[Dataset excerpt]
[START]

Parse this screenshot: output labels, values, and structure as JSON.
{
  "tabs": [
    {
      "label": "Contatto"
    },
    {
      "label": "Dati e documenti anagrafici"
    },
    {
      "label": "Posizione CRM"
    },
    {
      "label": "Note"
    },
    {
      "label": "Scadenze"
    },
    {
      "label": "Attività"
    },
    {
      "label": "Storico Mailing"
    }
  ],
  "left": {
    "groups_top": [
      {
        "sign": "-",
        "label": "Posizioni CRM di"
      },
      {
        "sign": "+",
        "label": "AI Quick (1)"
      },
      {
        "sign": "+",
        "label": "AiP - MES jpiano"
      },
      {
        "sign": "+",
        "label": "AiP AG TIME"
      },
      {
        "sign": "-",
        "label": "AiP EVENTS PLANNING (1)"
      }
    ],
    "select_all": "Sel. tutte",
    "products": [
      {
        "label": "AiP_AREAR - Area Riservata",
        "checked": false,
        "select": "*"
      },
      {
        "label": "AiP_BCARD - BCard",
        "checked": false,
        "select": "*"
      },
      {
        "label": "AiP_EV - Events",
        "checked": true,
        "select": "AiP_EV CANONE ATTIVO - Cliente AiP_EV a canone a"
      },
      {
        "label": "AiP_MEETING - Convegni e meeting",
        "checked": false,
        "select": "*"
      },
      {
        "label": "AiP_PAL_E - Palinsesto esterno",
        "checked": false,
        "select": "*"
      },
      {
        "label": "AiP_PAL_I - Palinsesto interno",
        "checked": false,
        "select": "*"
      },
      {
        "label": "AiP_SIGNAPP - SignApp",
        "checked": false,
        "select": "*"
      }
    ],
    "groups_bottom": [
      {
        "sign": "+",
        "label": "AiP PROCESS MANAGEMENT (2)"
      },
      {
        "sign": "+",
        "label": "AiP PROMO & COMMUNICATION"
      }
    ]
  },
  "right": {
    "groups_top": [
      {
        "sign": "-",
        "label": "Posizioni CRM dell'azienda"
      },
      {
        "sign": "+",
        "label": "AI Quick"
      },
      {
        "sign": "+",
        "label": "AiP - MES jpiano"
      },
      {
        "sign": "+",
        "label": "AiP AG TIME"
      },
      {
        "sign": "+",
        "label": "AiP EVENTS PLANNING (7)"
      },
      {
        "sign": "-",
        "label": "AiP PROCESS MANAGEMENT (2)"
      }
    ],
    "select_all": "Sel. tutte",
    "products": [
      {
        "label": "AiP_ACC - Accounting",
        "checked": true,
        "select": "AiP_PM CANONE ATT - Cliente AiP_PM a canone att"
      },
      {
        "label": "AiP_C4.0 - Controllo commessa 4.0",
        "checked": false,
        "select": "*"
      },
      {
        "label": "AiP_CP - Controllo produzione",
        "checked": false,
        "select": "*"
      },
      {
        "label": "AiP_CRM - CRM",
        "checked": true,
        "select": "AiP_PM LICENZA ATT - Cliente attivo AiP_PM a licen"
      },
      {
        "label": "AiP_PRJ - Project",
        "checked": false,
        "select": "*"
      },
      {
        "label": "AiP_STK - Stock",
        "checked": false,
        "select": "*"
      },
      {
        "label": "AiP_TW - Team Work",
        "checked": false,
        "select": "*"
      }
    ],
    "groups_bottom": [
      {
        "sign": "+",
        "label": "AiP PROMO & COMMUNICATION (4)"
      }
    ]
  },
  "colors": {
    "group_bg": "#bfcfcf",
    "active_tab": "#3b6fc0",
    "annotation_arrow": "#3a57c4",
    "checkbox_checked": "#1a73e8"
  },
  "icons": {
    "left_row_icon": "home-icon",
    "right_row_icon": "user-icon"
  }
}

[END]

What to do> Please reproduce every line of the material word for word.

Problem solution>
Parse this screenshot: output labels, values, and structure as JSON.
{
  "tabs": [
    {
      "label": "Contatto"
    },
    {
      "label": "Dati e documenti anagrafici"
    },
    {
      "label": "Posizione CRM"
    },
    {
      "label": "Note"
    },
    {
      "label": "Scadenze"
    },
    {
      "label": "Attività"
    },
    {
      "label": "Storico Mailing"
    }
  ],
  "left": {
    "groups_top": [
      {
        "sign": "-",
        "label": "Posizioni CRM di"
      },
      {
        "sign": "+",
        "label": "AI Quick (1)"
      },
      {
        "sign": "+",
        "label": "AiP - MES jpiano"
      },
      {
        "sign": "+",
        "label": "AiP AG TIME"
      },
      {
        "sign": "-",
        "label": "AiP EVENTS PLANNING (1)"
      }
    ],
    "select_all": "Sel. tutte",
    "products": [
      {
        "label": "AiP_AREAR - Area Riservata",
        "checked": false,
        "select": "*"
      },
      {
        "label": "AiP_BCARD - BCard",
        "checked": false,
        "select": "*"
      },
      {
        "label": "AiP_EV - Events",
        "checked": true,
        "select": "AiP_EV CANONE ATTIVO - Cliente AiP_EV a canone a"
      },
      {
        "label": "AiP_MEETING - Convegni e meeting",
        "checked": false,
        "select": "*"
      },
      {
        "label": "AiP_PAL_E - Palinsesto esterno",
        "checked": false,
        "select": "*"
      },
      {
        "label": "AiP_PAL_I - Palinsesto interno",
        "checked": false,
        "select": "*"
      },
      {
        "label": "AiP_SIGNAPP - SignApp",
        "checked": false,
        "select": "*"
      }
    ],
    "groups_bottom": [
      {
        "sign": "+",
        "label": "AiP PROCESS MANAGEMENT (2)"
      },
      {
        "sign": "+",
        "label": "AiP PROMO & COMMUNICATION"
      }
    ]
  },
  "right": {
    "groups_top": [
      {
        "sign": "-",
        "label": "Posizioni CRM dell'azienda"
      },
      {
        "sign": "+",
        "label": "AI Quick"
      },
      {
        "sign": "+",
        "label": "AiP - MES jpiano"
      },
      {
        "sign": "+",
        "label": "AiP AG TIME"
      },
      {
        "sign": "+",
        "label": "AiP EVENTS PLANNING (7)"
      },
      {
        "sign": "-",
        "label": "AiP PROCESS MANAGEMENT (2)"
      }
    ],
    "select_all": "Sel. tutte",
    "products": [
      {
        "label": "AiP_ACC - Accounting",
        "checked": true,
        "select": "AiP_PM CANONE ATT - Cliente AiP_PM a canone att"
      },
      {
        "label": "AiP_C4.0 - Controllo commessa 4.0",
        "checked": false,
        "select": "*"
      },
      {
        "label": "AiP_CP - Controllo produzione",
        "checked": false,
        "select": "*"
      },
      {
        "label": "AiP_CRM - CRM",
        "checked": true,
        "select": "AiP_PM LICENZA ATT - Cliente attivo AiP_PM a licen"
      },
      {
        "label": "AiP_PRJ - Project",
        "checked": false,
        "select": "*"
      },
      {
        "label": "AiP_STK - Stock",
        "checked": false,
        "select": "*"
      },
      {
        "label": "AiP_TW - Team Work",
        "checked": false,
        "select": "*"
      }
    ],
    "groups_bottom": [
      {
        "sign": "+",
        "label": "AiP PROMO & COMMUNICATION (4)"
      }
    ]
  },
  "colors": {
    "group_bg": "#bfcfcf",
    "active_tab": "#3b6fc0",
    "annotation_arrow": "#3a57c4",
    "checkbox_checked": "#1a73e8"
  },
  "icons": {
    "left_row_icon": "home-icon",
    "right_row_icon": "user-icon"
  }
}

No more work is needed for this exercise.